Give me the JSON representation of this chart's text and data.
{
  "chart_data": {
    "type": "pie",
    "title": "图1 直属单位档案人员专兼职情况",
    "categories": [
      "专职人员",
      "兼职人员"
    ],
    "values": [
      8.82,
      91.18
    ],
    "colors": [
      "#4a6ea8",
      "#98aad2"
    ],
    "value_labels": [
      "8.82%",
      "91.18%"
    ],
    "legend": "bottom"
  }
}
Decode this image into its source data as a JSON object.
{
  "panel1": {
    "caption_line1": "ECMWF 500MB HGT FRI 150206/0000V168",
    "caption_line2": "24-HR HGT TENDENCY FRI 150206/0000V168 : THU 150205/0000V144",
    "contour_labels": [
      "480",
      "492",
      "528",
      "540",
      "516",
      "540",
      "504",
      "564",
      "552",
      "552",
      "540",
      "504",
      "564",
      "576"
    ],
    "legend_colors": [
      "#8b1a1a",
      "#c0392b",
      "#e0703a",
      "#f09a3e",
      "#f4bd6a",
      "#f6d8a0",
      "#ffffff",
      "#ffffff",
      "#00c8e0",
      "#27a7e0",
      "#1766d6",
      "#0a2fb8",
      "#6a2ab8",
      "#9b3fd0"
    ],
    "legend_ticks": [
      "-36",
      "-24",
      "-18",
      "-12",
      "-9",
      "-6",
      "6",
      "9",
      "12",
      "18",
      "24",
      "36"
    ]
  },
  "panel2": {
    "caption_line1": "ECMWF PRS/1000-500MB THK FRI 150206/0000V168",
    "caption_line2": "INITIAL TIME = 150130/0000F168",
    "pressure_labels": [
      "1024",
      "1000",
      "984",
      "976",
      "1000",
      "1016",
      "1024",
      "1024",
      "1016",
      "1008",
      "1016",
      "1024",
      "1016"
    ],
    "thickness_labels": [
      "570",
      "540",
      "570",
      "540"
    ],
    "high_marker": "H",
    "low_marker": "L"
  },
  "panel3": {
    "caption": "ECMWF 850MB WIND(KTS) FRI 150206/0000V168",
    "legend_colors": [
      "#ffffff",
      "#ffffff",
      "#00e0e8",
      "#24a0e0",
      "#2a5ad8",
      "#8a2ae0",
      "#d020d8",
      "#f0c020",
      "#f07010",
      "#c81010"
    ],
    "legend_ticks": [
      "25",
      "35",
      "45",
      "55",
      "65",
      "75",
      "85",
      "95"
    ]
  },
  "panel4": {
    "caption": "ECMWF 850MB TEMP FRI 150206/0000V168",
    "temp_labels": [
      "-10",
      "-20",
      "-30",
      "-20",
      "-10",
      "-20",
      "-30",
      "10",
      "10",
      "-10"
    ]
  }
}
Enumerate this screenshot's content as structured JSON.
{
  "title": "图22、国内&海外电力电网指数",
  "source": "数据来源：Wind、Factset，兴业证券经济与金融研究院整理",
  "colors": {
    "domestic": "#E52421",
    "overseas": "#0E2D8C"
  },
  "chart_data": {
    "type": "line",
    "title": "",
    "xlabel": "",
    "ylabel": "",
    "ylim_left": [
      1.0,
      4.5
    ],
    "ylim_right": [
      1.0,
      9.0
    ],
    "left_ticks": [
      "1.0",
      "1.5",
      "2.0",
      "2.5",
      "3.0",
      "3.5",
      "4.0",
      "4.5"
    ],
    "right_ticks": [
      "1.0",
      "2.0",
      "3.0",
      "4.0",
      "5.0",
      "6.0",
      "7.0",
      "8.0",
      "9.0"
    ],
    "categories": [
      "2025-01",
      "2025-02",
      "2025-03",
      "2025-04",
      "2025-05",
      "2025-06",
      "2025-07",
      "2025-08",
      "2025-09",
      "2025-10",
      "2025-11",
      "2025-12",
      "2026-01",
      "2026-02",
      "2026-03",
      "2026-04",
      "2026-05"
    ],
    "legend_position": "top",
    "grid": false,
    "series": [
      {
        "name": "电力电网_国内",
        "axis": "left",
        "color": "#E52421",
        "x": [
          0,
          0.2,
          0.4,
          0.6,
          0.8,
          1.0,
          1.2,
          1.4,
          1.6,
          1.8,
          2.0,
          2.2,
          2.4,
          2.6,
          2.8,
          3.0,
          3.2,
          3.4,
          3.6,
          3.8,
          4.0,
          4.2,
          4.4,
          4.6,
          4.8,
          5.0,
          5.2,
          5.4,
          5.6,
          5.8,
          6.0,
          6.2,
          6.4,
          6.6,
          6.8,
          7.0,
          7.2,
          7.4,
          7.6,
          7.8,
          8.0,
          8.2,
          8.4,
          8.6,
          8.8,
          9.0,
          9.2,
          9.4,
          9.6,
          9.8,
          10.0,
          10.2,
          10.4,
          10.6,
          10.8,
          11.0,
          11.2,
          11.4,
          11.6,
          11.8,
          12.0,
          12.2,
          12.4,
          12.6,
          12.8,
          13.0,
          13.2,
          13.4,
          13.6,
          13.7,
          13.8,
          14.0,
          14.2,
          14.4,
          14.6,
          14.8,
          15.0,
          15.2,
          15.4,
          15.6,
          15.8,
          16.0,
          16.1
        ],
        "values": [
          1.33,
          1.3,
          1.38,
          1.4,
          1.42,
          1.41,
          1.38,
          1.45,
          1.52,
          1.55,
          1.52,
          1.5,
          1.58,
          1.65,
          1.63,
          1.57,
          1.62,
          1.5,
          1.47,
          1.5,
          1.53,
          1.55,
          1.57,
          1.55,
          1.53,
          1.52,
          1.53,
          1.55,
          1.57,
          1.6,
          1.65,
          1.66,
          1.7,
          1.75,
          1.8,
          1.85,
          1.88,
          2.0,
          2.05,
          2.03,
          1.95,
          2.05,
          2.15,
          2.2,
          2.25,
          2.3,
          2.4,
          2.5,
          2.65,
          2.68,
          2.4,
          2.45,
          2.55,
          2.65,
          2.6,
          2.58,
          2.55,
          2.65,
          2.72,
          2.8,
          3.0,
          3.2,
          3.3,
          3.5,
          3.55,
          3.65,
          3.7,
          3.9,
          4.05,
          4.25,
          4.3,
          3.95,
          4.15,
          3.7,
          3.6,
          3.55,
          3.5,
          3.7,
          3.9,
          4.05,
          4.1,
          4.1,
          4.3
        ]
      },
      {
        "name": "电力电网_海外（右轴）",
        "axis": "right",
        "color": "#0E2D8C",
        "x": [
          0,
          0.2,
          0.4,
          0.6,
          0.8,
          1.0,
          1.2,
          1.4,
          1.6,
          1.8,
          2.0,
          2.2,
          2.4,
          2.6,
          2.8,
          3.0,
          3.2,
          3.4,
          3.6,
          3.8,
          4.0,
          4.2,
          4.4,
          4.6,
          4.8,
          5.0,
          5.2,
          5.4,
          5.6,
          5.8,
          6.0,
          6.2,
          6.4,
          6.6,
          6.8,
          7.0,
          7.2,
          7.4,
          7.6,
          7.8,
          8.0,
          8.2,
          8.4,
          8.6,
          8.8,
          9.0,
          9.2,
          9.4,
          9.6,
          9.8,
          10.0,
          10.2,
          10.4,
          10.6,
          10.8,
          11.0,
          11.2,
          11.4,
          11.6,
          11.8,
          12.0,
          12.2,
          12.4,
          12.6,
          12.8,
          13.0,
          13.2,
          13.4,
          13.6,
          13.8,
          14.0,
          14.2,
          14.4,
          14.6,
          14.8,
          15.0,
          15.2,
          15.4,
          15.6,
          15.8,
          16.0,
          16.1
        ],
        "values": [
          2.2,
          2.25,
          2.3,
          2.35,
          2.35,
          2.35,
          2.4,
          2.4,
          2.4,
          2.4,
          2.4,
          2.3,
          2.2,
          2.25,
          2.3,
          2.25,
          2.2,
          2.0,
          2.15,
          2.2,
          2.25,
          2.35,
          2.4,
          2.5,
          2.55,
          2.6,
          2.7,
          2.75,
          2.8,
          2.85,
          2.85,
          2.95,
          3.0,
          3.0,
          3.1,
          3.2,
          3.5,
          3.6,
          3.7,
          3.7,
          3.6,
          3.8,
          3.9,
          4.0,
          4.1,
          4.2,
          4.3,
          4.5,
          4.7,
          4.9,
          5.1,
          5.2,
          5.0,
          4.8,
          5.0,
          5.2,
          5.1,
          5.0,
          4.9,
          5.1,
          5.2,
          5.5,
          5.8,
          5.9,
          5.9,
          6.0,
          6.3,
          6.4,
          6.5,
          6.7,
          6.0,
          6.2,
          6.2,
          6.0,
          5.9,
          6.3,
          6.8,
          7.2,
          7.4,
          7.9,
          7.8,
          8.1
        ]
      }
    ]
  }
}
..............................
▶ [REQUEST]
Determine the number of lines in the records that include the string "this", and respond with that number only.

▶ [SOLVED PROBLEM]
3